» Problem
Omit the pictures and return every entry exactly as written.

» The data

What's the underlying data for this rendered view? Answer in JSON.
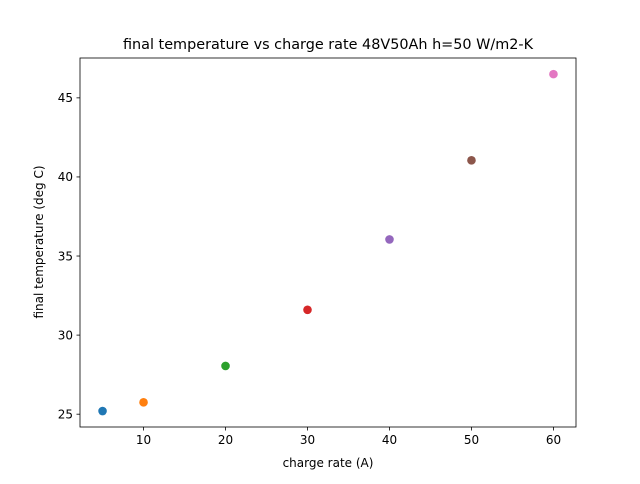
{
  "chart_data": {
    "type": "scatter",
    "title": "final temperature vs charge rate 48V50Ah h=50 W/m2-K",
    "xlabel": "charge rate (A)",
    "ylabel": "final temperature (deg C)",
    "xlim": [
      2.25,
      62.75
    ],
    "ylim": [
      24.19,
      47.52
    ],
    "xticks": [
      10,
      20,
      30,
      40,
      50,
      60
    ],
    "yticks": [
      25,
      30,
      35,
      40,
      45
    ],
    "xtick_labels": [
      "10",
      "20",
      "30",
      "40",
      "50",
      "60"
    ],
    "ytick_labels": [
      "25",
      "30",
      "35",
      "40",
      "45"
    ],
    "grid": false,
    "points": [
      {
        "x": 5,
        "y": 25.2,
        "color": "#1f77b4"
      },
      {
        "x": 10,
        "y": 25.75,
        "color": "#ff7f0e"
      },
      {
        "x": 20,
        "y": 28.05,
        "color": "#2ca02c"
      },
      {
        "x": 30,
        "y": 31.6,
        "color": "#d62728"
      },
      {
        "x": 40,
        "y": 36.05,
        "color": "#9467bd"
      },
      {
        "x": 50,
        "y": 41.05,
        "color": "#8c564b"
      },
      {
        "x": 60,
        "y": 46.5,
        "color": "#e377c2"
      }
    ]
  }
}
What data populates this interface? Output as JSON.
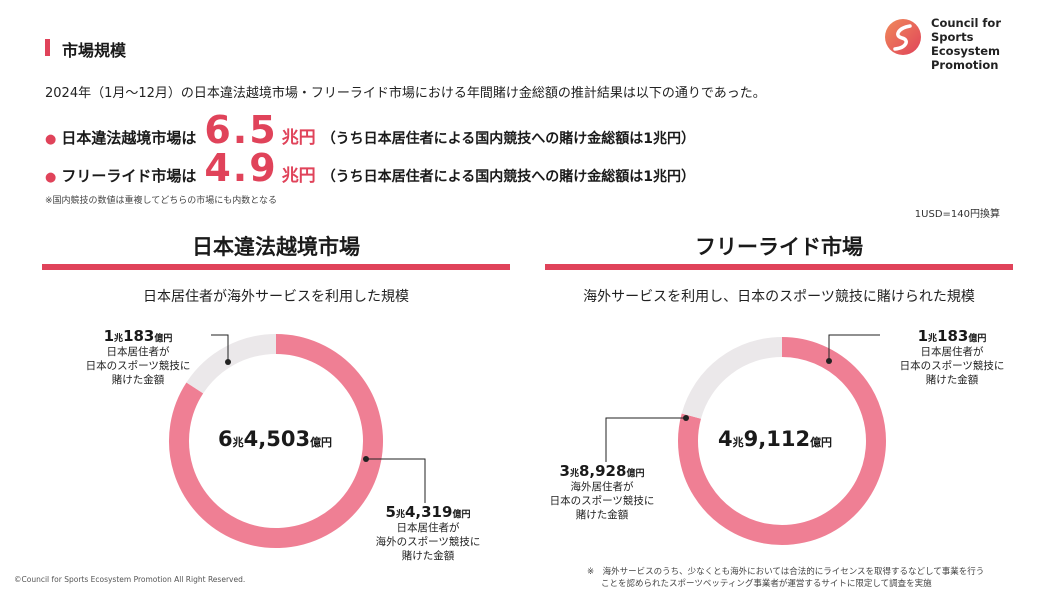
{
  "header": {
    "section_title": "市場規模",
    "logo_lines": [
      "Council for",
      "Sports Ecosystem",
      "Promotion"
    ]
  },
  "intro": "2024年（1月～12月）の日本違法越境市場・フリーライド市場における年間賭け金総額の推計結果は以下の通りであった。",
  "markets": [
    {
      "bullet": "●",
      "label": "日本違法越境市場は",
      "value": "6.5",
      "unit": "兆円",
      "note": "（うち日本居住者による国内競技への賭け金総額は1兆円）"
    },
    {
      "bullet": "●",
      "label": "フリーライド市場は",
      "value": "4.9",
      "unit": "兆円",
      "note": "（うち日本居住者による国内競技への賭け金総額は1兆円）"
    }
  ],
  "footnote_overlap": "※国内競技の数値は重複してどちらの市場にも内数となる",
  "exchange_rate": "1USD=140円換算",
  "chart_data": [
    {
      "type": "pie",
      "title": "日本違法越境市場",
      "subtitle": "日本居住者が海外サービスを利用した規模",
      "total": {
        "major": "6",
        "major_unit": "兆",
        "minor": "4,503",
        "minor_unit": "億円"
      },
      "units": "億円",
      "slices": [
        {
          "value": 54319,
          "color": "#ef7f94",
          "major": "5",
          "major_unit": "兆",
          "minor": "4,319",
          "minor_unit": "億円",
          "desc": [
            "日本居住者が",
            "海外のスポーツ競技に",
            "賭けた金額"
          ]
        },
        {
          "value": 10183,
          "color": "#ebe8ea",
          "major": "1",
          "major_unit": "兆",
          "minor": "183",
          "minor_unit": "億円",
          "desc": [
            "日本居住者が",
            "日本のスポーツ競技に",
            "賭けた金額"
          ]
        }
      ]
    },
    {
      "type": "pie",
      "title": "フリーライド市場",
      "subtitle": "海外サービスを利用し、日本のスポーツ競技に賭けられた規模",
      "total": {
        "major": "4",
        "major_unit": "兆",
        "minor": "9,112",
        "minor_unit": "億円"
      },
      "units": "億円",
      "slices": [
        {
          "value": 38928,
          "color": "#ef7f94",
          "major": "3",
          "major_unit": "兆",
          "minor": "8,928",
          "minor_unit": "億円",
          "desc": [
            "海外居住者が",
            "日本のスポーツ競技に",
            "賭けた金額"
          ]
        },
        {
          "value": 10183,
          "color": "#ebe8ea",
          "major": "1",
          "major_unit": "兆",
          "minor": "183",
          "minor_unit": "億円",
          "desc": [
            "日本居住者が",
            "日本のスポーツ競技に",
            "賭けた金額"
          ]
        }
      ]
    }
  ],
  "footnote_bottom": [
    "※　海外サービスのうち、少なくとも海外においては合法的にライセンスを取得するなどして事業を行う",
    "ことを認められたスポーツベッティング事業者が運営するサイトに限定して調査を実施"
  ],
  "copyright": "©Council for Sports Ecosystem Promotion All Right Reserved.",
  "colors": {
    "accent": "#e0435a",
    "slice_pink": "#ef7f94",
    "slice_gray": "#ebe8ea"
  }
}
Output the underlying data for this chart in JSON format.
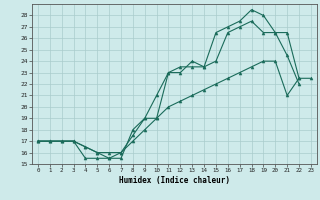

» Expected output
What's the underlying data for this rendered view? Answer in JSON.
{
  "chart_data": {
    "type": "scatter",
    "title": "final temperature vs charge rate 48V50Ah h=50 W/m2-K",
    "xlabel": "charge rate (A)",
    "ylabel": "final temperature (deg C)",
    "xlim": [
      2.25,
      62.75
    ],
    "ylim": [
      24.19,
      47.52
    ],
    "xticks": [
      10,
      20,
      30,
      40,
      50,
      60
    ],
    "yticks": [
      25,
      30,
      35,
      40,
      45
    ],
    "xtick_labels": [
      "10",
      "20",
      "30",
      "40",
      "50",
      "60"
    ],
    "ytick_labels": [
      "25",
      "30",
      "35",
      "40",
      "45"
    ],
    "grid": false,
    "points": [
      {
        "x": 5,
        "y": 25.2,
        "color": "#1f77b4"
      },
      {
        "x": 10,
        "y": 25.75,
        "color": "#ff7f0e"
      },
      {
        "x": 20,
        "y": 28.05,
        "color": "#2ca02c"
      },
      {
        "x": 30,
        "y": 31.6,
        "color": "#d62728"
      },
      {
        "x": 40,
        "y": 36.05,
        "color": "#9467bd"
      },
      {
        "x": 50,
        "y": 41.05,
        "color": "#8c564b"
      },
      {
        "x": 60,
        "y": 46.5,
        "color": "#e377c2"
      }
    ]
  }
}
What data populates this interface? Output as JSON.
{
  "header": {
    "section_title": "市場規模",
    "logo_lines": [
      "Council for",
      "Sports Ecosystem",
      "Promotion"
    ]
  },
  "intro": "2024年（1月～12月）の日本違法越境市場・フリーライド市場における年間賭け金総額の推計結果は以下の通りであった。",
  "markets": [
    {
      "bullet": "●",
      "label": "日本違法越境市場は",
      "value": "6.5",
      "unit": "兆円",
      "note": "（うち日本居住者による国内競技への賭け金総額は1兆円）"
    },
    {
      "bullet": "●",
      "label": "フリーライド市場は",
      "value": "4.9",
      "unit": "兆円",
      "note": "（うち日本居住者による国内競技への賭け金総額は1兆円）"
    }
  ],
  "footnote_overlap": "※国内競技の数値は重複してどちらの市場にも内数となる",
  "exchange_rate": "1USD=140円換算",
  "chart_data": [
    {
      "type": "pie",
      "title": "日本違法越境市場",
      "subtitle": "日本居住者が海外サービスを利用した規模",
      "total": {
        "major": "6",
        "major_unit": "兆",
        "minor": "4,503",
        "minor_unit": "億円"
      },
      "units": "億円",
      "slices": [
        {
          "value": 54319,
          "color": "#ef7f94",
          "major": "5",
          "major_unit": "兆",
          "minor": "4,319",
          "minor_unit": "億円",
          "desc": [
            "日本居住者が",
            "海外のスポーツ競技に",
            "賭けた金額"
          ]
        },
        {
          "value": 10183,
          "color": "#ebe8ea",
          "major": "1",
          "major_unit": "兆",
          "minor": "183",
          "minor_unit": "億円",
          "desc": [
            "日本居住者が",
            "日本のスポーツ競技に",
            "賭けた金額"
          ]
        }
      ]
    },
    {
      "type": "pie",
      "title": "フリーライド市場",
      "subtitle": "海外サービスを利用し、日本のスポーツ競技に賭けられた規模",
      "total": {
        "major": "4",
        "major_unit": "兆",
        "minor": "9,112",
        "minor_unit": "億円"
      },
      "units": "億円",
      "slices": [
        {
          "value": 38928,
          "color": "#ef7f94",
          "major": "3",
          "major_unit": "兆",
          "minor": "8,928",
          "minor_unit": "億円",
          "desc": [
            "海外居住者が",
            "日本のスポーツ競技に",
            "賭けた金額"
          ]
        },
        {
          "value": 10183,
          "color": "#ebe8ea",
          "major": "1",
          "major_unit": "兆",
          "minor": "183",
          "minor_unit": "億円",
          "desc": [
            "日本居住者が",
            "日本のスポーツ競技に",
            "賭けた金額"
          ]
        }
      ]
    }
  ],
  "footnote_bottom": [
    "※　海外サービスのうち、少なくとも海外においては合法的にライセンスを取得するなどして事業を行う",
    "ことを認められたスポーツベッティング事業者が運営するサイトに限定して調査を実施"
  ],
  "copyright": "©Council for Sports Ecosystem Promotion All Right Reserved.",
  "colors": {
    "accent": "#e0435a",
    "slice_pink": "#ef7f94",
    "slice_gray": "#ebe8ea"
  }
}
Output the underlying data for this chart in JSON format.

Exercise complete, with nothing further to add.